* [Task description] Using the listing below, extract each line that has the word "romanischen" in it.

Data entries
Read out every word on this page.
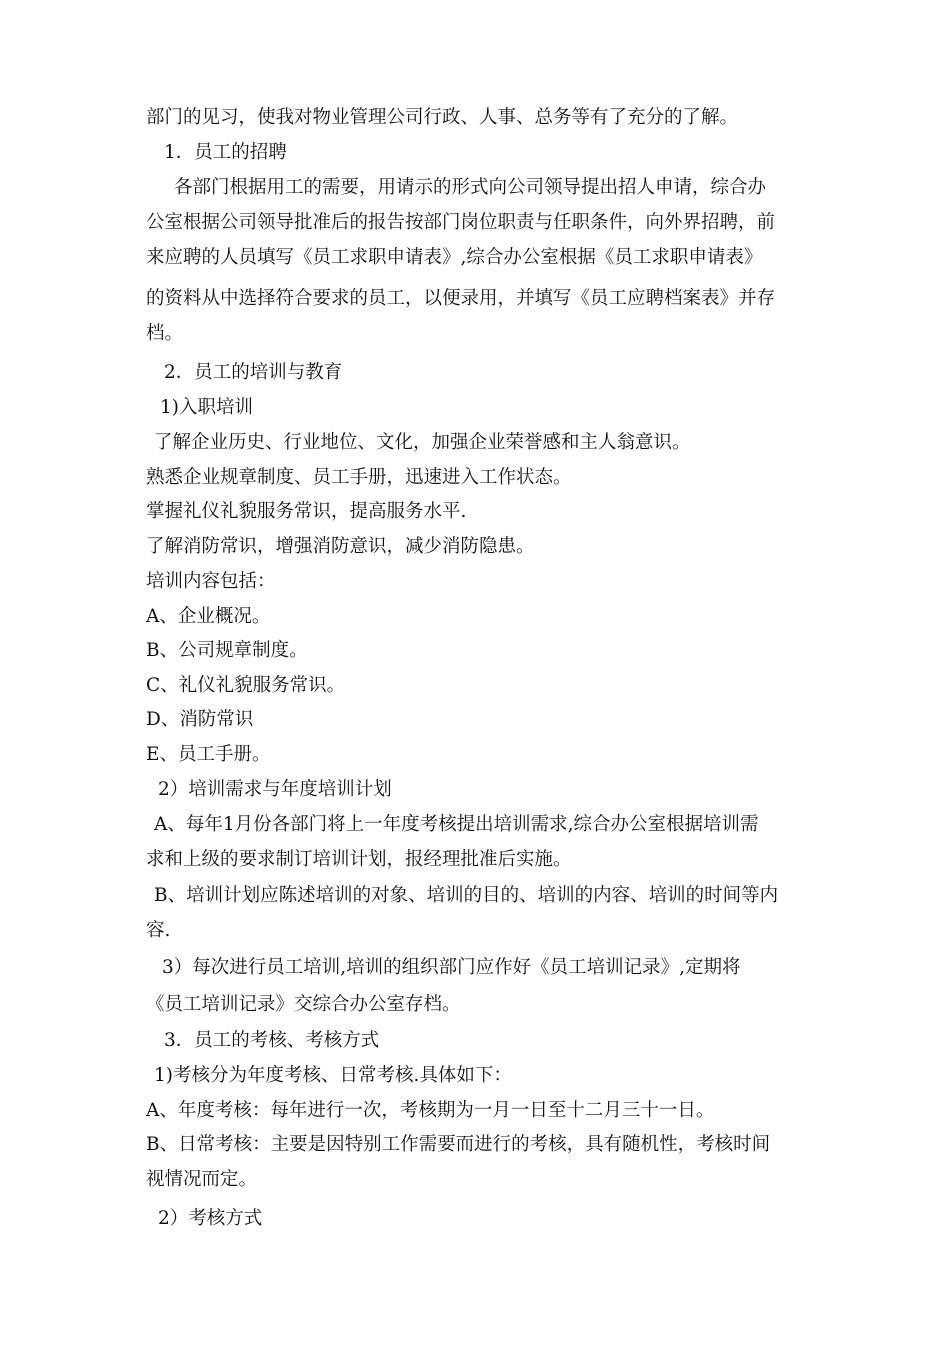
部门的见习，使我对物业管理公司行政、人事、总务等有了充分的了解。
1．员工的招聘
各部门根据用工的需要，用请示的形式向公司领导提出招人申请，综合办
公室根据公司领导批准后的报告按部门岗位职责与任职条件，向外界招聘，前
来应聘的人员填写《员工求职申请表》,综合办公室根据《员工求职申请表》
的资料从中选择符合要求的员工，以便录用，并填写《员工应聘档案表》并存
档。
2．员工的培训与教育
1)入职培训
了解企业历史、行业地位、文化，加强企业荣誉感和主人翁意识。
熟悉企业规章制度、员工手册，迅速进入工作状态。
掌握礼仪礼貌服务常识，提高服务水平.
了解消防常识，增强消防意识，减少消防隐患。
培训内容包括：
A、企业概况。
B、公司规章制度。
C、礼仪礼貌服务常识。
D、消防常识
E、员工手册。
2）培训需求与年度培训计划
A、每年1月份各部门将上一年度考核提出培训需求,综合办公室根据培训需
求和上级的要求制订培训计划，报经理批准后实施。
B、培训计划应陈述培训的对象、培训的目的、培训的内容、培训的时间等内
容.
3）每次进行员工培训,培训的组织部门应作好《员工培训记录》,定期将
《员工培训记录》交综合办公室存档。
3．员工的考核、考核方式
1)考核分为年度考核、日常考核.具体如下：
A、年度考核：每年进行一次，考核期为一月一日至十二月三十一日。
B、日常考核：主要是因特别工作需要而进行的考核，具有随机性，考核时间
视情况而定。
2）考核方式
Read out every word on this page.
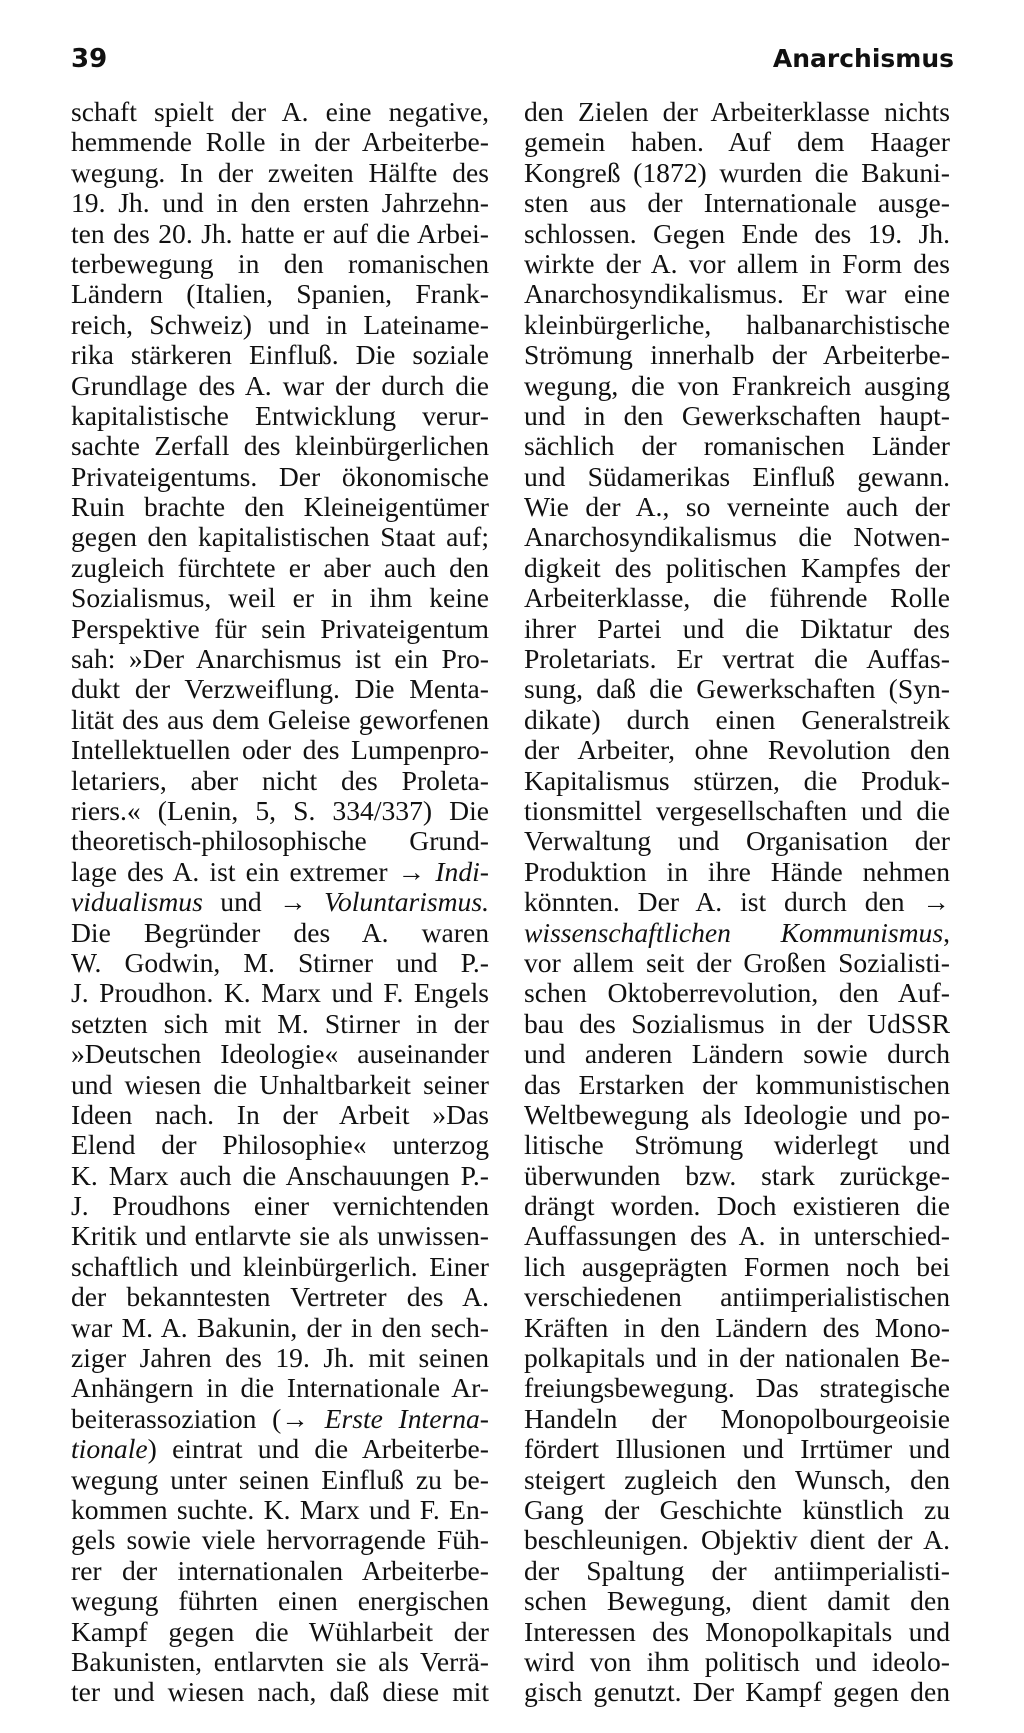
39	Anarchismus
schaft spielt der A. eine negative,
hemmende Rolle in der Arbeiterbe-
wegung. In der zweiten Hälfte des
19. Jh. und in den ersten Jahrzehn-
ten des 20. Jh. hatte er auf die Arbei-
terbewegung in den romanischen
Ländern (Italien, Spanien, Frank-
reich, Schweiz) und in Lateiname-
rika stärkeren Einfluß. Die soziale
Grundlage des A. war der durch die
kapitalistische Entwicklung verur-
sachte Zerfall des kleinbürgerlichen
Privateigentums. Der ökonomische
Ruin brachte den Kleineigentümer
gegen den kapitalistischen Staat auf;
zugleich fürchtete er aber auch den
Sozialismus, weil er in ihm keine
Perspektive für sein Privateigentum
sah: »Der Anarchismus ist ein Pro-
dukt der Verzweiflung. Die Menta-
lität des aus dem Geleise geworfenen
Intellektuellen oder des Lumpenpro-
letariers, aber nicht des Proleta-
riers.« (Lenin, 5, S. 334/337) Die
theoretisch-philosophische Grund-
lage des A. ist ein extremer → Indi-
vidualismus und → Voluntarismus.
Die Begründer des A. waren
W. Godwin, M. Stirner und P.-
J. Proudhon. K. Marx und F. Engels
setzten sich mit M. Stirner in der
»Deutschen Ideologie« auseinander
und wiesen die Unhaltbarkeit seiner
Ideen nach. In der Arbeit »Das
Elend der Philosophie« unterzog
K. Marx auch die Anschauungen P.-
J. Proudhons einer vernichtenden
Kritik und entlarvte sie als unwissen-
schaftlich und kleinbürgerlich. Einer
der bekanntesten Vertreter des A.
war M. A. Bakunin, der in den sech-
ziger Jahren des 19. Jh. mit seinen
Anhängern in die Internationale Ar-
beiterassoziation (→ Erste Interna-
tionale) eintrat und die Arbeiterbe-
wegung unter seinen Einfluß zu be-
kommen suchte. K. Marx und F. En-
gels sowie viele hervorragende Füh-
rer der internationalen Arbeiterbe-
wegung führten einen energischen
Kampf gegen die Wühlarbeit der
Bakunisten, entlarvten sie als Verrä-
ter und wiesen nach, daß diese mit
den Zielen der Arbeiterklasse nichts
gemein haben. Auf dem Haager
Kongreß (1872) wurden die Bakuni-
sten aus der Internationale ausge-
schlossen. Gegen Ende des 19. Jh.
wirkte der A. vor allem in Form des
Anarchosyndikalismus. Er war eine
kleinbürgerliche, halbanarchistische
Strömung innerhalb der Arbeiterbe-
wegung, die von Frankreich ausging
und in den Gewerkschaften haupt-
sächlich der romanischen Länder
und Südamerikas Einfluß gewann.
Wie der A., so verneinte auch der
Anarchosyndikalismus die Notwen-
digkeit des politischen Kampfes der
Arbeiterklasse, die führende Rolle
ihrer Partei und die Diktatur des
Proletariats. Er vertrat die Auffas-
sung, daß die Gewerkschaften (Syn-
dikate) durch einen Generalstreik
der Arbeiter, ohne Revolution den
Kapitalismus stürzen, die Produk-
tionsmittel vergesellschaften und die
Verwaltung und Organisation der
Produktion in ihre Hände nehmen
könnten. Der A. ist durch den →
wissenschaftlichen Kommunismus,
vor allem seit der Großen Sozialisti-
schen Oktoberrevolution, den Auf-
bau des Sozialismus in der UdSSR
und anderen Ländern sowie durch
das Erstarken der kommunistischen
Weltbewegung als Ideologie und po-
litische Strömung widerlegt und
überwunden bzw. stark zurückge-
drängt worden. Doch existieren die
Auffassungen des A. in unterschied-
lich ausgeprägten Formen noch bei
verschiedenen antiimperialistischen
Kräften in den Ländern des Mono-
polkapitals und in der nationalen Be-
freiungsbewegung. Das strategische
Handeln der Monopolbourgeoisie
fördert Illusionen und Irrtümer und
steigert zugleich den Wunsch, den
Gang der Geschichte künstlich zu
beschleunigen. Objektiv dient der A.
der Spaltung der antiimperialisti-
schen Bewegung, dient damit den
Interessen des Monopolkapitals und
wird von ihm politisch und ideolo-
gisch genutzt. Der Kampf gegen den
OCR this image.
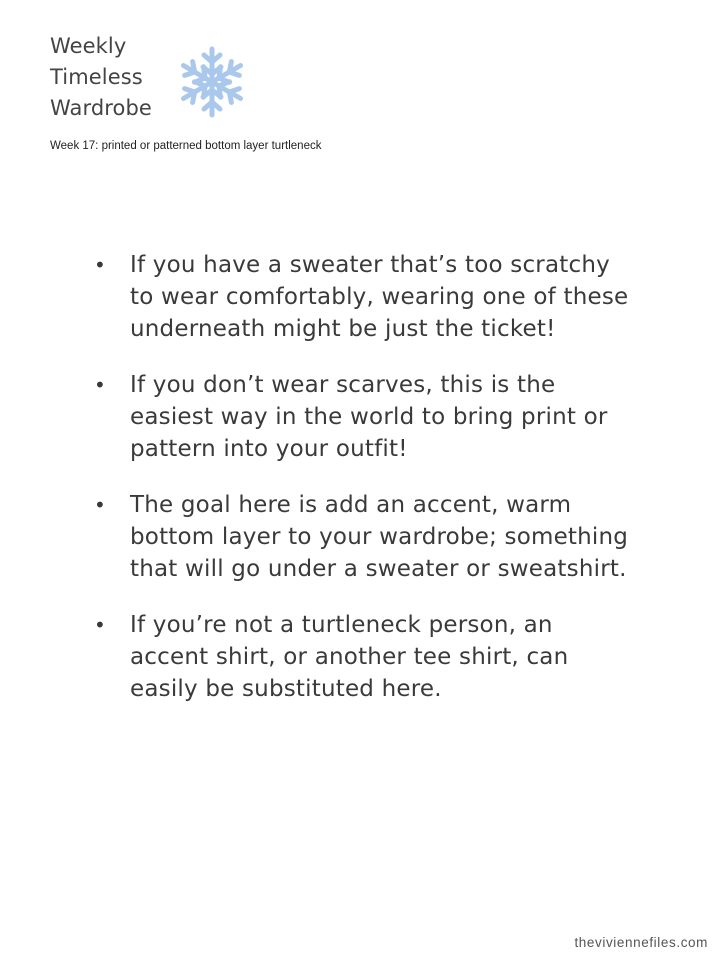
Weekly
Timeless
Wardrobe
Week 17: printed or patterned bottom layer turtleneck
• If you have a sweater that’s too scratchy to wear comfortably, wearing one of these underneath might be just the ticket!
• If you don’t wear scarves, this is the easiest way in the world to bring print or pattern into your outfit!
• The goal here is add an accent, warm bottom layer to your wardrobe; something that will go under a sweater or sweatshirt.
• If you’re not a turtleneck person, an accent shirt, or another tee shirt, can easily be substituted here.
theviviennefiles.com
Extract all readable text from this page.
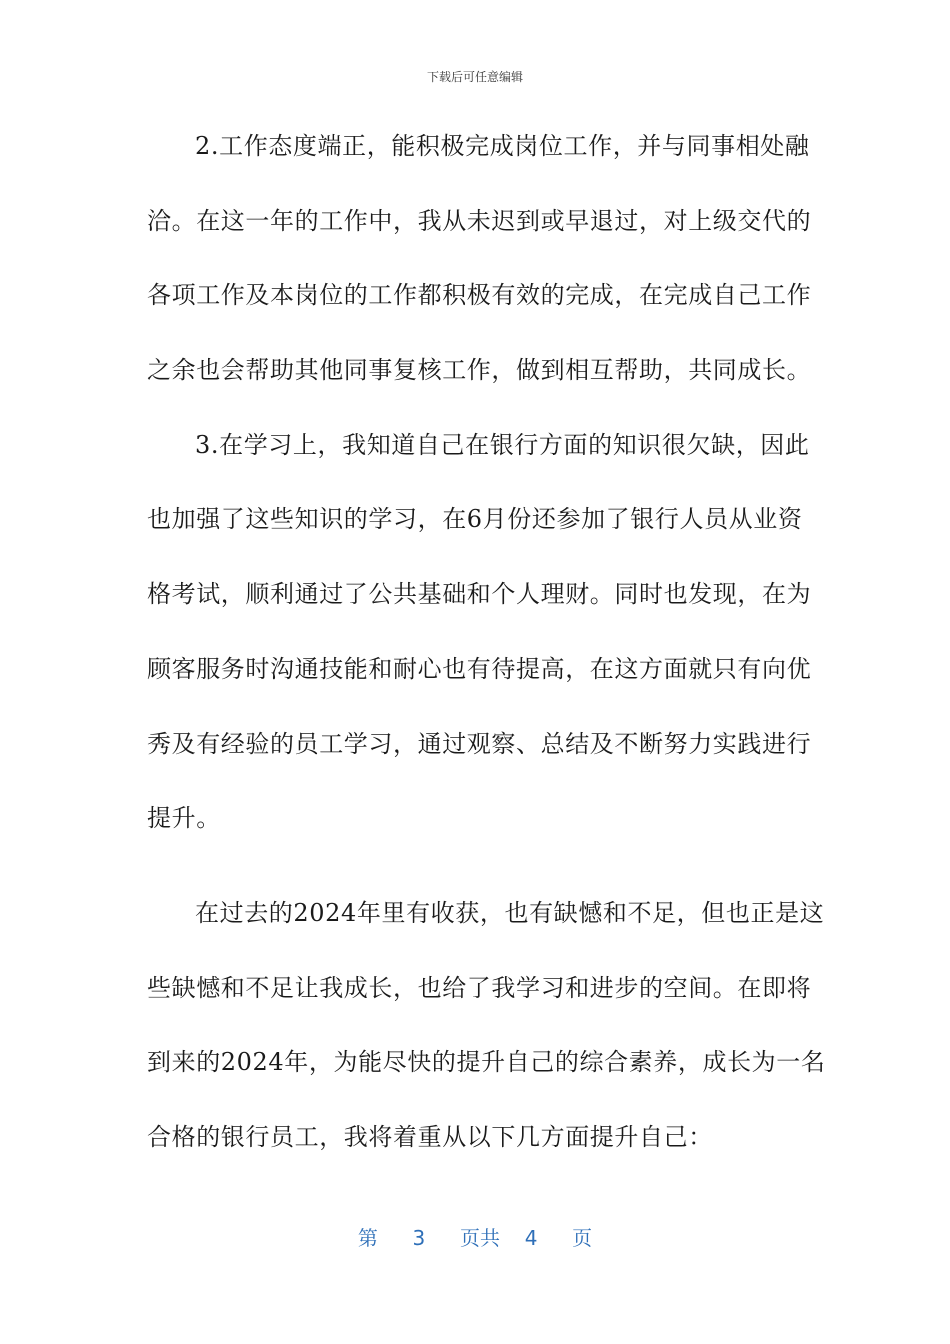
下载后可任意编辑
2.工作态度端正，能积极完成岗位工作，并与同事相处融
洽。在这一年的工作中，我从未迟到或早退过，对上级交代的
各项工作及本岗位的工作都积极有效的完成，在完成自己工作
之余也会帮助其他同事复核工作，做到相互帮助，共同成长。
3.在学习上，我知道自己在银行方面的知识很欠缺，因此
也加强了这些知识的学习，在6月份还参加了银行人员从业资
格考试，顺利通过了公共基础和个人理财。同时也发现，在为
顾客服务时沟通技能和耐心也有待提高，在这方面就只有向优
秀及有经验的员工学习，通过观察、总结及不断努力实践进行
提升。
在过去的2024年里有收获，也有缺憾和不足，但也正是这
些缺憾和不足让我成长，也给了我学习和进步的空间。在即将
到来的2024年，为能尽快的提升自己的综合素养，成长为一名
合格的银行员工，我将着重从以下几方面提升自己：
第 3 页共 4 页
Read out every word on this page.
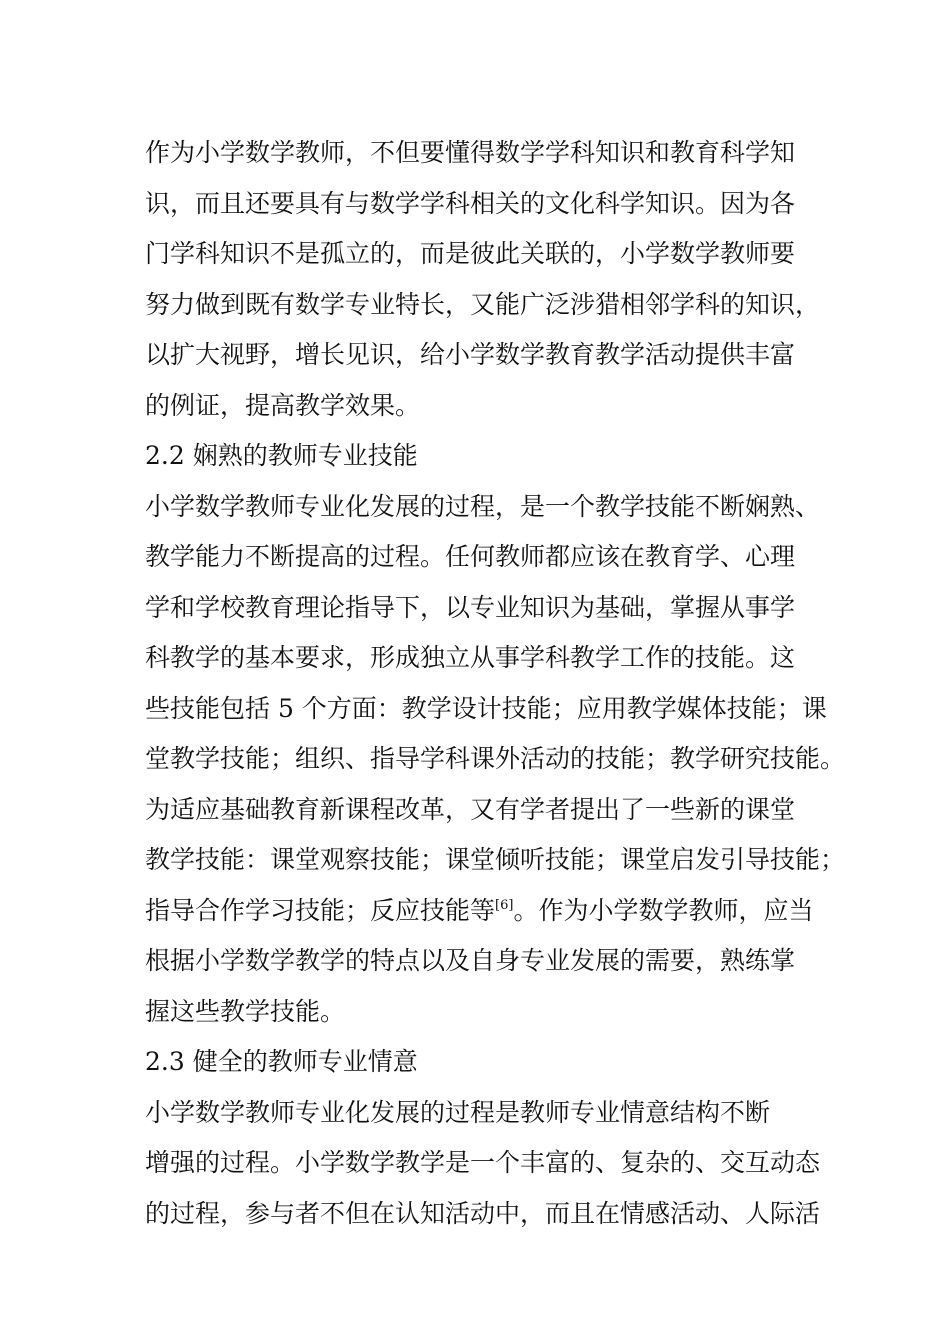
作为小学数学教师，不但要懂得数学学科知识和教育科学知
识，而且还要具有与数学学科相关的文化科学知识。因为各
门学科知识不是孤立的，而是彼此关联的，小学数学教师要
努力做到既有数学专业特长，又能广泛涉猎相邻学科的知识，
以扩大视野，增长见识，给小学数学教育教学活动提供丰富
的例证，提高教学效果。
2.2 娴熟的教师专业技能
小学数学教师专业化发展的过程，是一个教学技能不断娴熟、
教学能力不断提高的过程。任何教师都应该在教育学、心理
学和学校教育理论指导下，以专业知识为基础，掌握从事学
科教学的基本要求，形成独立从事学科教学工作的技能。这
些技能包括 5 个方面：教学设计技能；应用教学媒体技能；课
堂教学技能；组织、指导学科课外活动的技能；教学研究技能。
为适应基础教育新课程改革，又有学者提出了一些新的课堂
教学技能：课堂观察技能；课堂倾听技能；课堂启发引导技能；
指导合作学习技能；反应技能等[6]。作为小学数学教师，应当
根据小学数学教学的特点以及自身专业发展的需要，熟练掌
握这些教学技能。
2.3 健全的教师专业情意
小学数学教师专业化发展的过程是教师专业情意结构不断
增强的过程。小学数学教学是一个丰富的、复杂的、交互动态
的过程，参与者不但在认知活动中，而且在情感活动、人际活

* [Result below]
terbewegung in den romanischen
sächlich der romanischen Länder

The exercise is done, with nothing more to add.